— start of Data excerpts —
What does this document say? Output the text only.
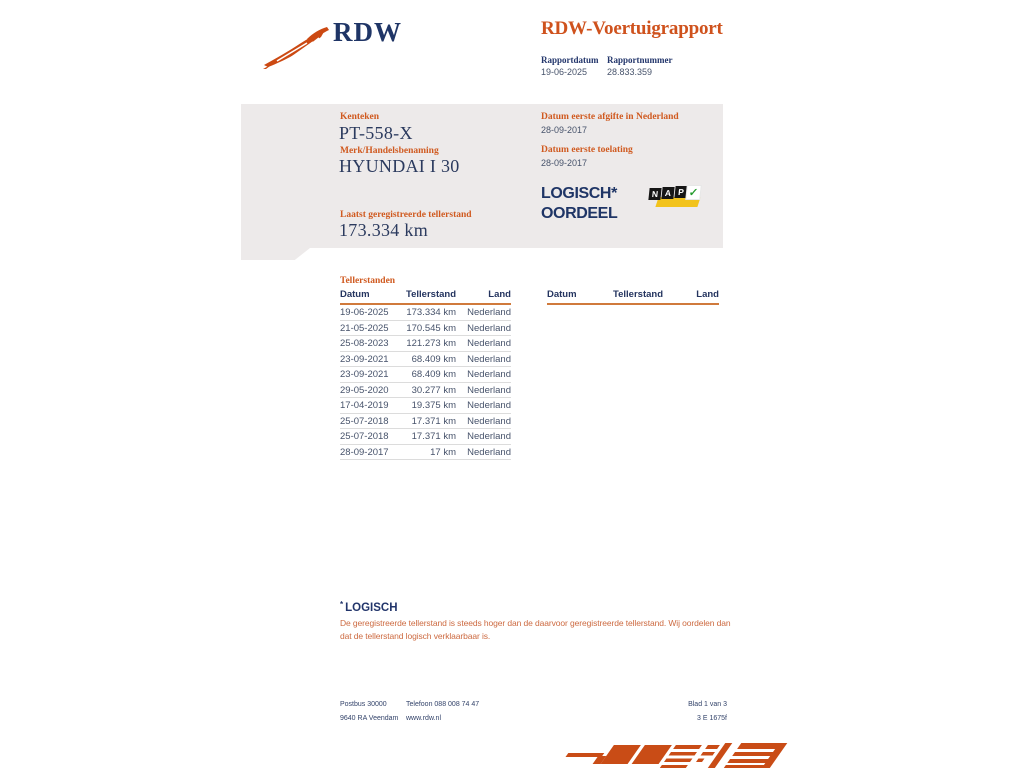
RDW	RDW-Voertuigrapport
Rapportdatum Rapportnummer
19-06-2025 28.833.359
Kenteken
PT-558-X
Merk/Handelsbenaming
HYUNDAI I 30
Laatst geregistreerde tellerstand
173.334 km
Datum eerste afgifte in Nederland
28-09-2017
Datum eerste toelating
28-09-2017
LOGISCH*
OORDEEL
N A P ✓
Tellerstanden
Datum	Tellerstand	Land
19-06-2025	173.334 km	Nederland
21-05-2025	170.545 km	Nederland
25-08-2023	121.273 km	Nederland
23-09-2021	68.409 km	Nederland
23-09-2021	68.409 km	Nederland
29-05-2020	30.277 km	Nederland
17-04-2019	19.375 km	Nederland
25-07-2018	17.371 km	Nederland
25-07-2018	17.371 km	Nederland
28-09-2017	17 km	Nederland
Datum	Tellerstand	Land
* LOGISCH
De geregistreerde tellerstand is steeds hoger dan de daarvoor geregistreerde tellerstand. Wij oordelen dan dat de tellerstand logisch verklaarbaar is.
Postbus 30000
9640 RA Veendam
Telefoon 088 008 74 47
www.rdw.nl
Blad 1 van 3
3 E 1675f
— end of Data excerpts —
Keep the pictures out of the copy and write out the data exactly as it stands.

What does this document say? Output the text only.
RDW	RDW-Voertuigrapport
Rapportdatum Rapportnummer
19-06-2025 28.833.359
Kenteken
PT-558-X
Merk/Handelsbenaming
HYUNDAI I 30
Laatst geregistreerde tellerstand
173.334 km
Datum eerste afgifte in Nederland
28-09-2017
Datum eerste toelating
28-09-2017
LOGISCH*
OORDEEL
N A P ✓
Tellerstanden
Datum	Tellerstand	Land
19-06-2025	173.334 km	Nederland
21-05-2025	170.545 km	Nederland
25-08-2023	121.273 km	Nederland
23-09-2021	68.409 km	Nederland
23-09-2021	68.409 km	Nederland
29-05-2020	30.277 km	Nederland
17-04-2019	19.375 km	Nederland
25-07-2018	17.371 km	Nederland
25-07-2018	17.371 km	Nederland
28-09-2017	17 km	Nederland
Datum	Tellerstand	Land
* LOGISCH
De geregistreerde tellerstand is steeds hoger dan de daarvoor geregistreerde tellerstand. Wij oordelen dan dat de tellerstand logisch verklaarbaar is.
Postbus 30000
9640 RA Veendam
Telefoon 088 008 74 47
www.rdw.nl
Blad 1 van 3
3 E 1675f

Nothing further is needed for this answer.